TEXT SEGMENT

^^^^

[patch] Improve detection of widening multiplication in the vectorizer

Thu Jun 2 15:35:00 GMT 2011

On Thu, Jun 2, 2011 at 1:08 PM, Ira Rosen <ira.rosen@linaro.org> wrote:
> On 2 June 2011 12:59, Richard Guenther <richard.guenther@gmail.com> wrote:
>> On Thu, Jun 2, 2011 at 10:46 AM, Ira Rosen <ira.rosen@linaro.org> wrote:
>>> On 1 June 2011 15:14, Richard Guenther <richard.guenther@gmail.com> wrote:
>>>> On Wed, Jun 1, 2011 at 1:37 PM, Ira Rosen <ira.rosen@linaro.org> wrote:
>>>>> On 1 June 2011 12:42, Richard Guenther <richard.guenther@gmail.com> wrote:
>>>>>
>>>>>> Did you think about moving pass_optimize_widening_mul before
>>>>>> loop optimizations?  Does that pass catch the cases you are
>>>>>> teaching the pattern recognizer?  I think we should try to expose
>>>>>> these more complicated instructions to loop optimizers.
>>>>>>
>>>>>
>>>>> pass_optimize_widening_mul doesn't catch these cases, but I can try to
>>>>> teach it instead of the vectorizer.
>>>>> I am now testing
>>>>>
>>>>> Index: passes.c
>>>>> ===================================================================
>>>>> --- passes.c    (revision 174391)
>>>>> +++ passes.c    (working copy)
>>>>> @@ -870,6 +870,7 @@
>>>>>       NEXT_PASS (pass_split_crit_edges);
>>>>>       NEXT_PASS (pass_pre);
>>>>>       NEXT_PASS (pass_sink_code);
>>>>> +      NEXT_PASS (pass_optimize_widening_mul);
>>>>>       NEXT_PASS (pass_tree_loop);
>>>>>        {
>>>>>          struct opt_pass **p = &pass_tree_loop.pass.sub;
>>>>> @@ -934,7 +935,6 @@
>>>>>       NEXT_PASS (pass_forwprop);
>>>>>       NEXT_PASS (pass_phiopt);
>>>>>       NEXT_PASS (pass_fold_builtins);
>>>>> -      NEXT_PASS (pass_optimize_widening_mul);
>>>>>       NEXT_PASS (pass_tail_calls);
>>>>>       NEXT_PASS (pass_rename_ssa_copies);
>>>>>       NEXT_PASS (pass_uncprop);
>>>>>
>>>>> to see how it affects other loop optimizations (vectorizer pattern
>>>>> tests obviously fail).

^^^^

PROVIDED MATERIAL
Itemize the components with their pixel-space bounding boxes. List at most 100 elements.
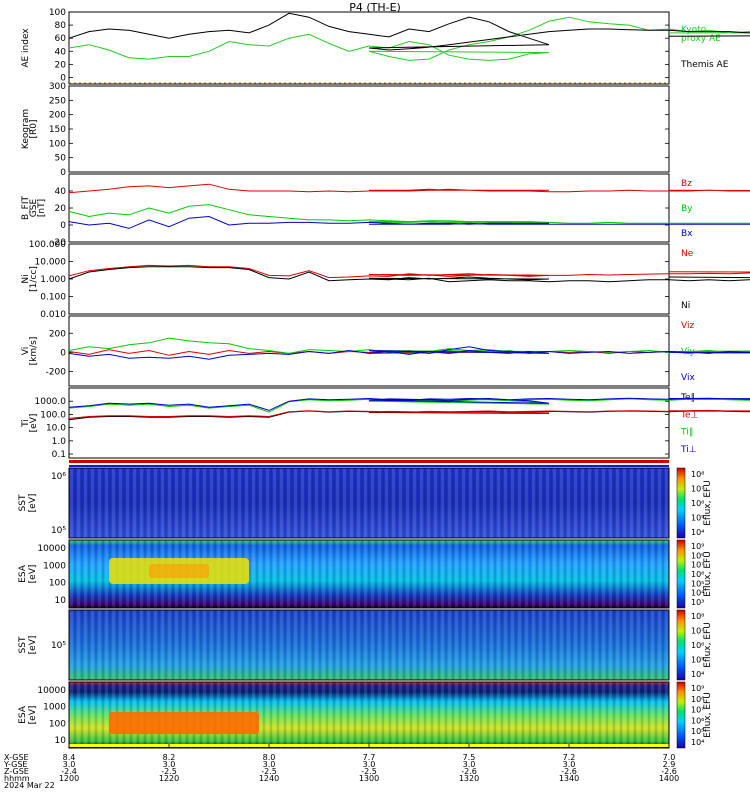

^^^^

EXERCISE DETAILS
Output, word for word, the stretch of the vectorizer patch thread that opens with the words containing "Thu Jun 2 15:35:00" and closes with "to loop optimizers.".

RESULT
Thu Jun 2 15:35:00 GMT 2011

On Thu, Jun 2, 2011 at 1:08 PM, Ira Rosen <ira.rosen@linaro.org> wrote:
> On 2 June 2011 12:59, Richard Guenther <richard.guenther@gmail.com> wrote:
>> On Thu, Jun 2, 2011 at 10:46 AM, Ira Rosen <ira.rosen@linaro.org> wrote:
>>> On 1 June 2011 15:14, Richard Guenther <richard.guenther@gmail.com> wrote:
>>>> On Wed, Jun 1, 2011 at 1:37 PM, Ira Rosen <ira.rosen@linaro.org> wrote:
>>>>> On 1 June 2011 12:42, Richard Guenther <richard.guenther@gmail.com> wrote:
>>>>>
>>>>>> Did you think about moving pass_optimize_widening_mul before
>>>>>> loop optimizations?  Does that pass catch the cases you are
>>>>>> teaching the pattern recognizer?  I think we should try to expose
>>>>>> these more complicated instructions to loop optimizers.